--- begin ---

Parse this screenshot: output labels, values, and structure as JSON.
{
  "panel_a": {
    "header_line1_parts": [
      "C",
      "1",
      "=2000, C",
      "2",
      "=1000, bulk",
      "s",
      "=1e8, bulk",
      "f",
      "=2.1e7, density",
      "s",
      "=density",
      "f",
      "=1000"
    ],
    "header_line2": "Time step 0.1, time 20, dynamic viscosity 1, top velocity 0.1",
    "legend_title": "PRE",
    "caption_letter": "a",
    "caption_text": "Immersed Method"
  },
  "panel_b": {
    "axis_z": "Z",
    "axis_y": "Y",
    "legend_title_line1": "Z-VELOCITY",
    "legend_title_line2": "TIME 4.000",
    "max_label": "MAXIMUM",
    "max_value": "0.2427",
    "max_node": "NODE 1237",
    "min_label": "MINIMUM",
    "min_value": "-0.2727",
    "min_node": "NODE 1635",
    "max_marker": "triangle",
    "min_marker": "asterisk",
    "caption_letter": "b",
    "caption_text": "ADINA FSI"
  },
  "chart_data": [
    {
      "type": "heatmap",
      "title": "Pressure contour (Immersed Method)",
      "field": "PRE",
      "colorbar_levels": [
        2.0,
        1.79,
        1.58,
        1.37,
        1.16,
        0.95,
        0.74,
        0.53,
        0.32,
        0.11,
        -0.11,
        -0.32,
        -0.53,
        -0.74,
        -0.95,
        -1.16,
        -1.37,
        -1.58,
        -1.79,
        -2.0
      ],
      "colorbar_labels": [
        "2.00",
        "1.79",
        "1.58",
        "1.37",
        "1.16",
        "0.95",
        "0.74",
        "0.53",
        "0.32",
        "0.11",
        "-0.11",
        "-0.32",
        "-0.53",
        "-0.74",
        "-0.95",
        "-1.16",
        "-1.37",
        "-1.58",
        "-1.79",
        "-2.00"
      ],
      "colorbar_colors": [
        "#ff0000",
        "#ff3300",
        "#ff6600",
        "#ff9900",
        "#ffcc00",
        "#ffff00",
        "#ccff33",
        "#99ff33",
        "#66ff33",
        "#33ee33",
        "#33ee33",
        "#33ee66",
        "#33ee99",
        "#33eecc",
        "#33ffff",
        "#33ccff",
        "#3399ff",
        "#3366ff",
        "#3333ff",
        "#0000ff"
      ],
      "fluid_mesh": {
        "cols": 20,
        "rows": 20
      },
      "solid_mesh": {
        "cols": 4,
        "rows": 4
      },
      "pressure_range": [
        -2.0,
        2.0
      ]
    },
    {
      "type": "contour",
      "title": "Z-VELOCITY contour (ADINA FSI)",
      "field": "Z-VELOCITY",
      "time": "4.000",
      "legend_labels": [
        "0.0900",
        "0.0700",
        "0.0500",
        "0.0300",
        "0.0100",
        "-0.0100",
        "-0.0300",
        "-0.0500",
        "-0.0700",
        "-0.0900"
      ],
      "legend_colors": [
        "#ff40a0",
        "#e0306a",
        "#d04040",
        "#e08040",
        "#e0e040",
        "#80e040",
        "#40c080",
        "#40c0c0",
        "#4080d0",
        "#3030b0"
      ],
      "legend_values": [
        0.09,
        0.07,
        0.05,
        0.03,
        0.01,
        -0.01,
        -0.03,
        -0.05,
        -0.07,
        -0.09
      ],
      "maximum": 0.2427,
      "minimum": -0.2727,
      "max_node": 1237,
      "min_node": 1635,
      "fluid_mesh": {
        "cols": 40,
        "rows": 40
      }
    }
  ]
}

--- end ---

YOUR GOAL:
Find the lines above that contain the word "contour" and collect them.

EXERCISE ANSWER:
      "title": "Pressure contour (Immersed Method)",
      "type": "contour",
      "title": "Z-VELOCITY contour (ADINA FSI)",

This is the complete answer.